__DIRECTION__
Copy out the material below in full, but not its images.

__GIVEN INFORMATION__
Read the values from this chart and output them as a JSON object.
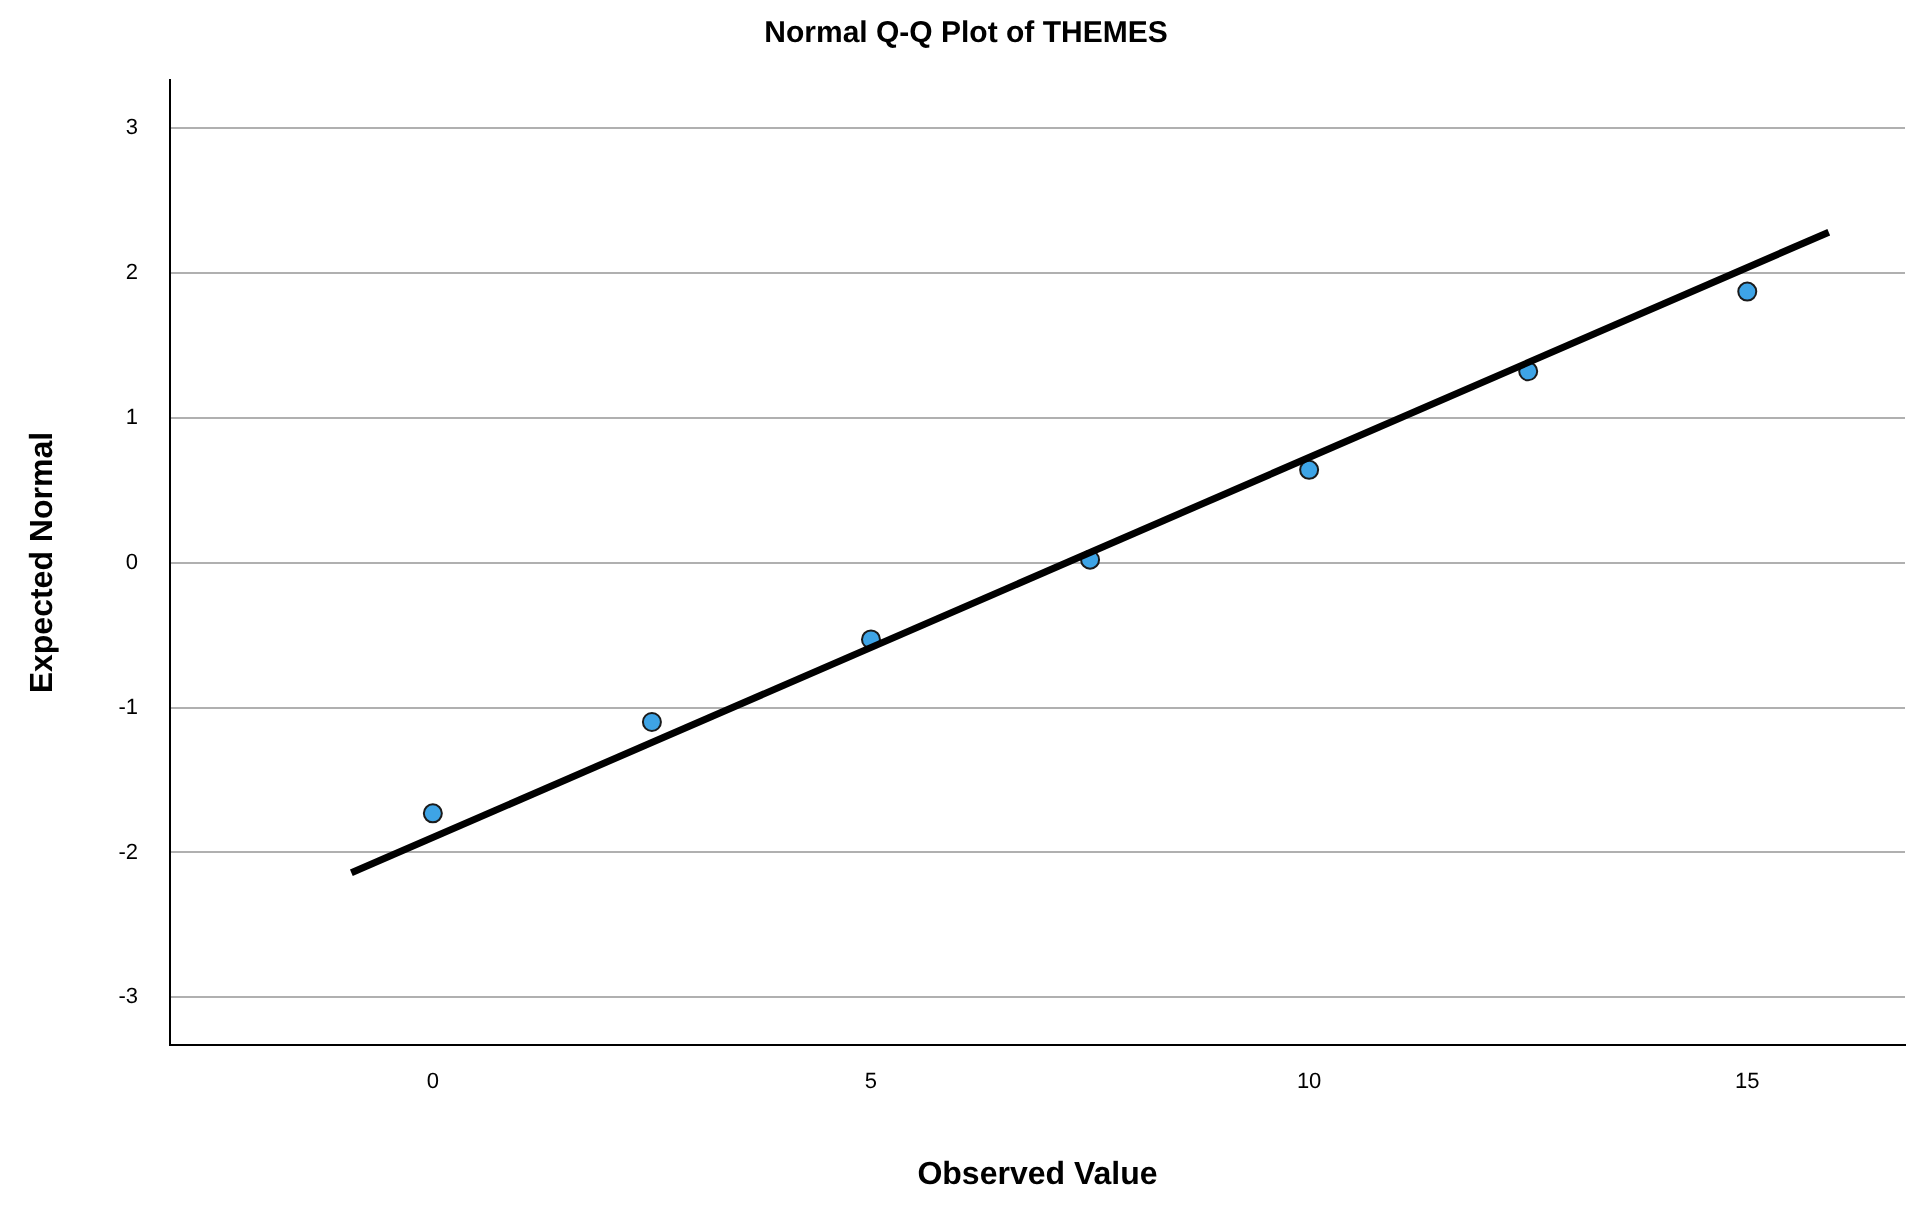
{
  "chart_data": {
    "type": "scatter",
    "title": "Normal Q-Q Plot of THEMES",
    "xlabel": "Observed Value",
    "ylabel": "Expected Normal",
    "x": [
      0,
      2.5,
      5,
      7.5,
      10,
      12.5,
      15
    ],
    "series": [
      {
        "color": "#3ea4e6",
        "marker": "circle",
        "values": [
          -1.73,
          -1.1,
          -0.53,
          0.02,
          0.64,
          1.32,
          1.87
        ]
      },
      {
        "type": "line",
        "color": "#000000",
        "x": [
          -0.93,
          15.93
        ],
        "values": [
          -2.14,
          2.28
        ]
      }
    ],
    "xlim": [
      -3,
      16.8
    ],
    "ylim": [
      -3.33,
      3.33
    ],
    "xticks": [
      0,
      5,
      10,
      15
    ],
    "yticks": [
      -3,
      -2,
      -1,
      0,
      1,
      2,
      3
    ],
    "grid": "y",
    "legend": false
  }
}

__WRITTEN REPLY__
Read the values from this chart and output them as a JSON object.
{
  "chart_data": {
    "type": "scatter",
    "title": "Normal Q-Q Plot of THEMES",
    "xlabel": "Observed Value",
    "ylabel": "Expected Normal",
    "x": [
      0,
      2.5,
      5,
      7.5,
      10,
      12.5,
      15
    ],
    "series": [
      {
        "color": "#3ea4e6",
        "marker": "circle",
        "values": [
          -1.73,
          -1.1,
          -0.53,
          0.02,
          0.64,
          1.32,
          1.87
        ]
      },
      {
        "type": "line",
        "color": "#000000",
        "x": [
          -0.93,
          15.93
        ],
        "values": [
          -2.14,
          2.28
        ]
      }
    ],
    "xlim": [
      -3,
      16.8
    ],
    "ylim": [
      -3.33,
      3.33
    ],
    "xticks": [
      0,
      5,
      10,
      15
    ],
    "yticks": [
      -3,
      -2,
      -1,
      0,
      1,
      2,
      3
    ],
    "grid": "y",
    "legend": false
  }
}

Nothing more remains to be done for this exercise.